Here are some records; copy every line that holds the word "this".
start Exercise data
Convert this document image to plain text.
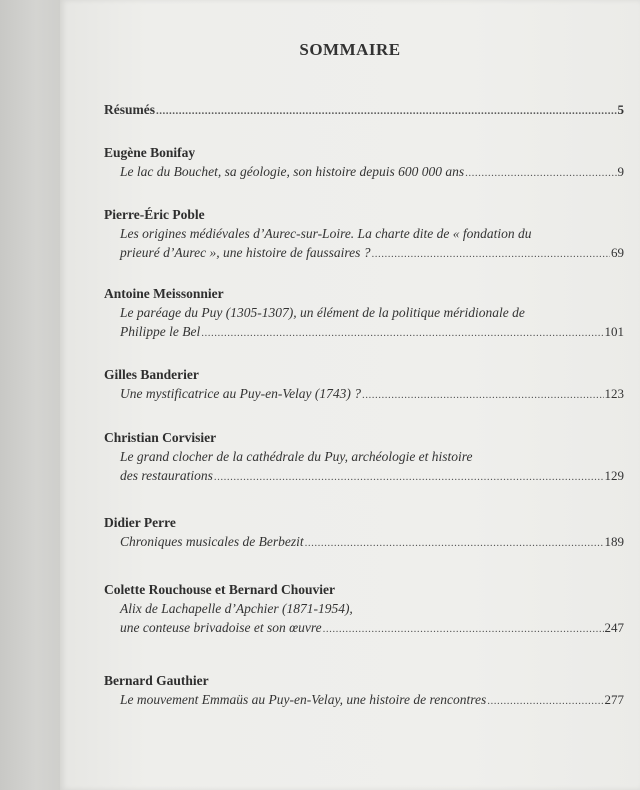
SOMMAIRE
Résumés .....	5
Eugène Bonifay
Le lac du Bouchet, sa géologie, son histoire depuis 600 000 ans .....	9
Pierre-Éric Poble
Les origines médiévales d’Aurec-sur-Loire. La charte dite de « fondation du
prieuré d’Aurec », une histoire de faussaires ? .....	69
Antoine Meissonnier
Le paréage du Puy (1305-1307), un élément de la politique méridionale de
Philippe le Bel .....	101
Gilles Banderier
Une mystificatrice au Puy-en-Velay (1743) ? .....	123
Christian Corvisier
Le grand clocher de la cathédrale du Puy, archéologie et histoire
des restaurations .....	129
Didier Perre
Chroniques musicales de Berbezit .....	189
Colette Rouchouse et Bernard Chouvier
Alix de Lachapelle d’Apchier (1871-1954),
une conteuse brivadoise et son œuvre .....	247
Bernard Gauthier
Le mouvement Emmaüs au Puy-en-Velay, une histoire de rencontres .....	277
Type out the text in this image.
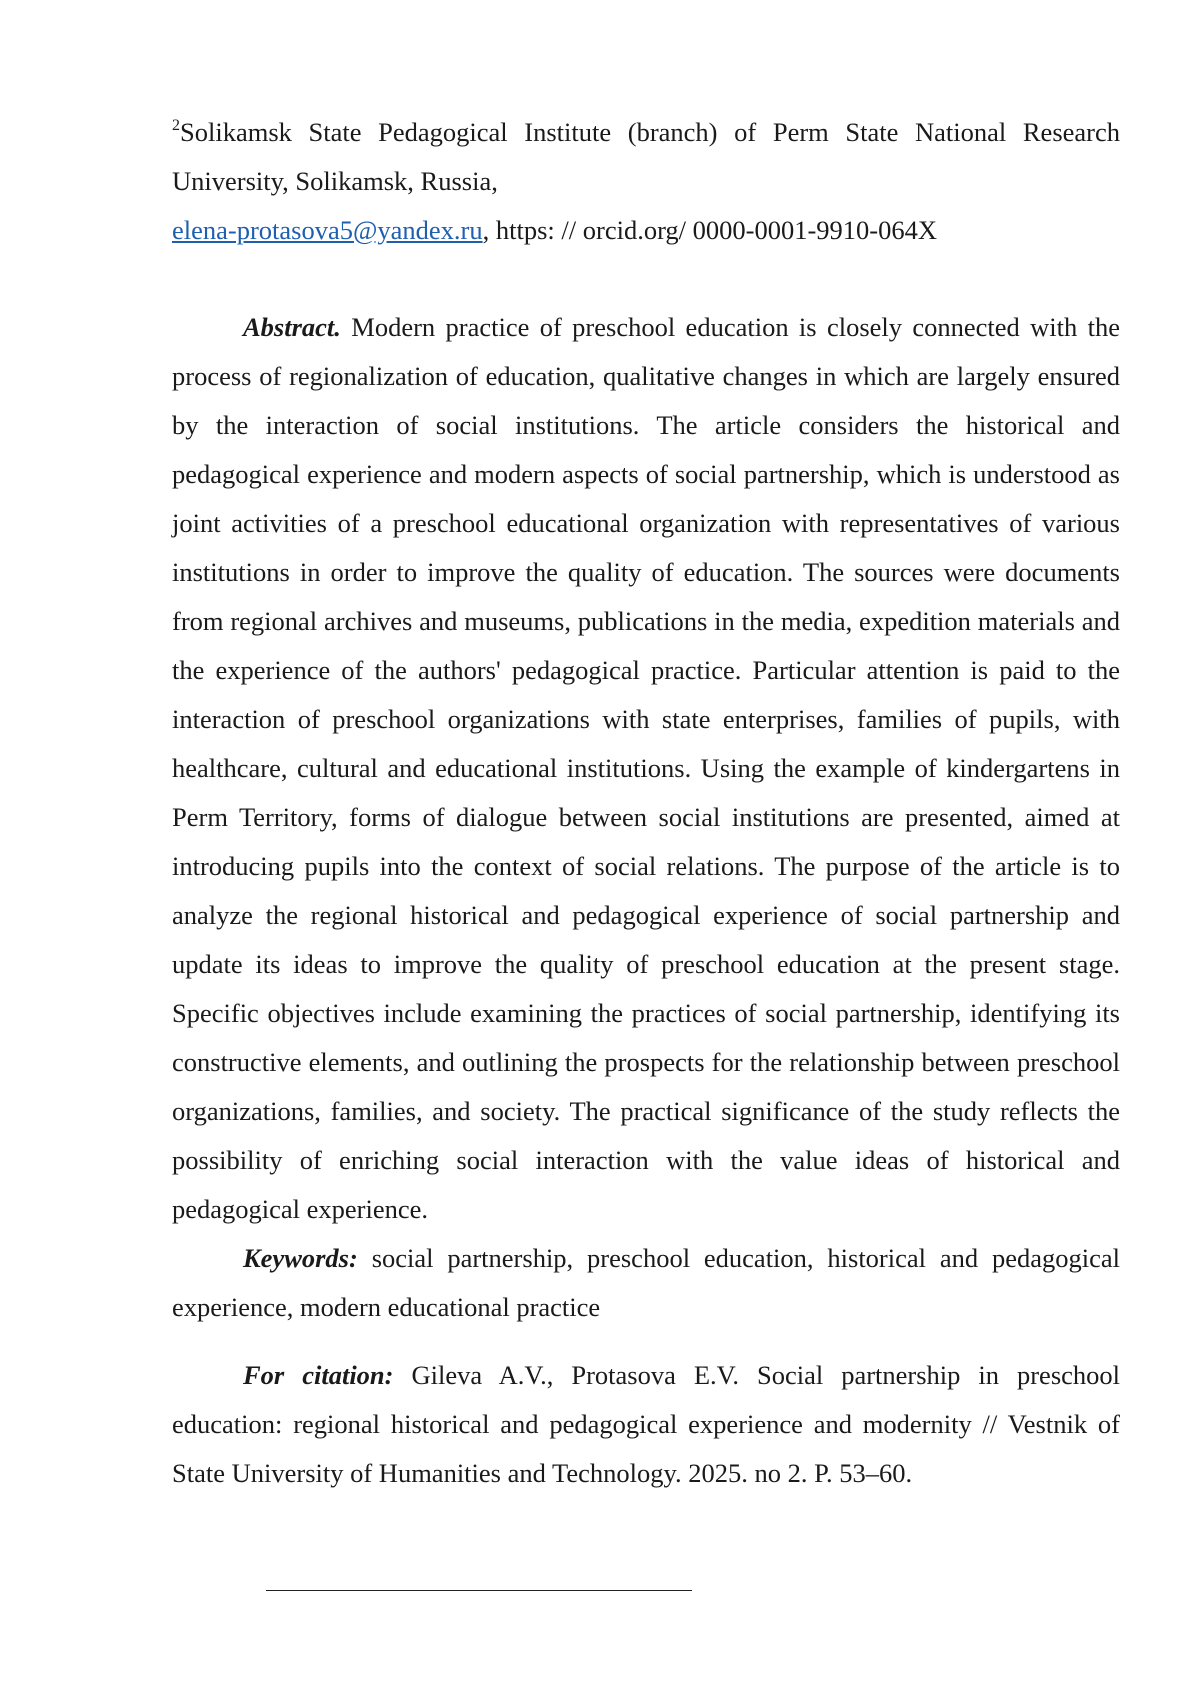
2Solikamsk State Pedagogical Institute (branch) of Perm State National Research University, Solikamsk, Russia,
elena-protasova5@yandex.ru, https: // orcid.org/ 0000-0001-9910-064X

Abstract. Modern practice of preschool education is closely connected with the process of regionalization of education, qualitative changes in which are largely ensured by the interaction of social institutions. The article considers the historical and pedagogical experience and modern aspects of social partnership, which is understood as joint activities of a preschool educational organization with representatives of various institutions in order to improve the quality of education. The sources were documents from regional archives and museums, publications in the media, expedition materials and the experience of the authors' pedagogical practice. Particular attention is paid to the interaction of preschool organizations with state enterprises, families of pupils, with healthcare, cultural and educational institutions. Using the example of kindergartens in Perm Territory, forms of dialogue between social institutions are presented, aimed at introducing pupils into the context of social relations. The purpose of the article is to analyze the regional historical and pedagogical experience of social partnership and update its ideas to improve the quality of preschool education at the present stage. Specific objectives include examining the practices of social partnership, identifying its constructive elements, and outlining the prospects for the relationship between preschool organizations, families, and society. The practical significance of the study reflects the possibility of enriching social interaction with the value ideas of historical and pedagogical experience.

Keywords: social partnership, preschool education, historical and pedagogical experience, modern educational practice

For citation: Gileva A.V., Protasova E.V. Social partnership in preschool education: regional historical and pedagogical experience and modernity // Vestnik of State University of Humanities and Technology. 2025. no 2. P. 53–60.
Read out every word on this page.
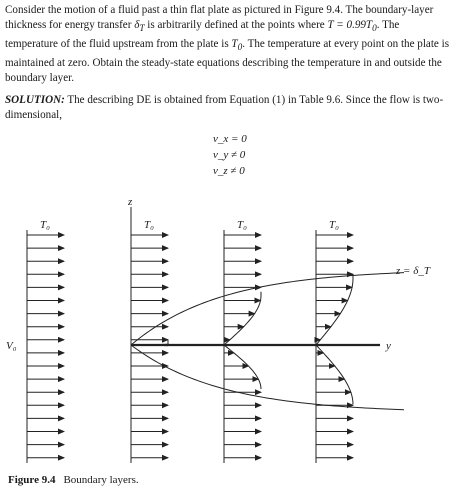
Consider the motion of a fluid past a thin flat plate as pictured in Figure 9.4. The boundary-layer thickness for energy transfer $\delta_T$ is arbitrarily defined at the points where $T = 0.99T_0$. The temperature of the fluid upstream from the plate is $T_0$. The temperature at every point on the plate is maintained at zero. Obtain the steady-state equations describing the temperature in and outside the boundary layer.

SOLUTION: The describing DE is obtained from Equation (1) in Table 9.6. Since the flow is two-dimensional,

v_x = 0
v_y ≠ 0
v_z ≠ 0
T₀	T₀	T₀	T₀
z
y
V₀
z = δ_T
Figure 9.4 Boundary layers.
end Exercise data
Exercise response =>
Convert this document image to plain text.
Type out the text in this image.
Read out every word on this page.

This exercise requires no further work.